### [What the task asks]
All of the entries need to be written out again, exactly as they are.

(Extracted records)
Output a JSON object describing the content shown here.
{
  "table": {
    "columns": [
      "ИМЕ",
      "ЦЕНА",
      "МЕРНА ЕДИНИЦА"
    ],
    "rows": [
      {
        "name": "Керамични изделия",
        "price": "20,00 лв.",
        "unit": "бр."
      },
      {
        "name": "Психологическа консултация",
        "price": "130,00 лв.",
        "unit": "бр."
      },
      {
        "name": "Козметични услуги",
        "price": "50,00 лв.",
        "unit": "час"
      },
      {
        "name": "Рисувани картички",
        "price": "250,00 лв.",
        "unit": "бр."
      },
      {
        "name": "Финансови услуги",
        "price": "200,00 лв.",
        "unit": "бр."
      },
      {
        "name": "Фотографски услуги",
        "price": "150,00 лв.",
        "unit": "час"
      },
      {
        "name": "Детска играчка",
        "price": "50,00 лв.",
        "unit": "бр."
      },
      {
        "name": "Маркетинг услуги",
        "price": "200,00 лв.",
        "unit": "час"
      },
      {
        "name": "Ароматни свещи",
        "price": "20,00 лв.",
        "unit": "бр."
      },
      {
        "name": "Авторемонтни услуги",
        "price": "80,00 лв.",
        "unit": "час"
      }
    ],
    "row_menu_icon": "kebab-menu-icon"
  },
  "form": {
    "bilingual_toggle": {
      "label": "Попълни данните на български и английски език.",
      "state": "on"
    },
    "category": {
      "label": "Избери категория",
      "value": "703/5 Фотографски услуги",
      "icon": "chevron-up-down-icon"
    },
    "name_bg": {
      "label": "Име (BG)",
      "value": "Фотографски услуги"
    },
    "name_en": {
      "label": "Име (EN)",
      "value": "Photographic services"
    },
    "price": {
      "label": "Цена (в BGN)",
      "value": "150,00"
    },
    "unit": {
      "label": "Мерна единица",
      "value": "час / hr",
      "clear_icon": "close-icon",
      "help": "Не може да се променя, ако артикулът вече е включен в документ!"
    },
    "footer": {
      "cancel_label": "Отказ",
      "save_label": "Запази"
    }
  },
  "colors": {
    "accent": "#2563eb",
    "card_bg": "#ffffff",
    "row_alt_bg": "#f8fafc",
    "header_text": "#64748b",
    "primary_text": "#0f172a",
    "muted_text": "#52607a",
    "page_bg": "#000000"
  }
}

### [Response]
Output a JSON object describing the content shown here.
{
  "table": {
    "columns": [
      "ИМЕ",
      "ЦЕНА",
      "МЕРНА ЕДИНИЦА"
    ],
    "rows": [
      {
        "name": "Керамични изделия",
        "price": "20,00 лв.",
        "unit": "бр."
      },
      {
        "name": "Психологическа консултация",
        "price": "130,00 лв.",
        "unit": "бр."
      },
      {
        "name": "Козметични услуги",
        "price": "50,00 лв.",
        "unit": "час"
      },
      {
        "name": "Рисувани картички",
        "price": "250,00 лв.",
        "unit": "бр."
      },
      {
        "name": "Финансови услуги",
        "price": "200,00 лв.",
        "unit": "бр."
      },
      {
        "name": "Фотографски услуги",
        "price": "150,00 лв.",
        "unit": "час"
      },
      {
        "name": "Детска играчка",
        "price": "50,00 лв.",
        "unit": "бр."
      },
      {
        "name": "Маркетинг услуги",
        "price": "200,00 лв.",
        "unit": "час"
      },
      {
        "name": "Ароматни свещи",
        "price": "20,00 лв.",
        "unit": "бр."
      },
      {
        "name": "Авторемонтни услуги",
        "price": "80,00 лв.",
        "unit": "час"
      }
    ],
    "row_menu_icon": "kebab-menu-icon"
  },
  "form": {
    "bilingual_toggle": {
      "label": "Попълни данните на български и английски език.",
      "state": "on"
    },
    "category": {
      "label": "Избери категория",
      "value": "703/5 Фотографски услуги",
      "icon": "chevron-up-down-icon"
    },
    "name_bg": {
      "label": "Име (BG)",
      "value": "Фотографски услуги"
    },
    "name_en": {
      "label": "Име (EN)",
      "value": "Photographic services"
    },
    "price": {
      "label": "Цена (в BGN)",
      "value": "150,00"
    },
    "unit": {
      "label": "Мерна единица",
      "value": "час / hr",
      "clear_icon": "close-icon",
      "help": "Не може да се променя, ако артикулът вече е включен в документ!"
    },
    "footer": {
      "cancel_label": "Отказ",
      "save_label": "Запази"
    }
  },
  "colors": {
    "accent": "#2563eb",
    "card_bg": "#ffffff",
    "row_alt_bg": "#f8fafc",
    "header_text": "#64748b",
    "primary_text": "#0f172a",
    "muted_text": "#52607a",
    "page_bg": "#000000"
  }
}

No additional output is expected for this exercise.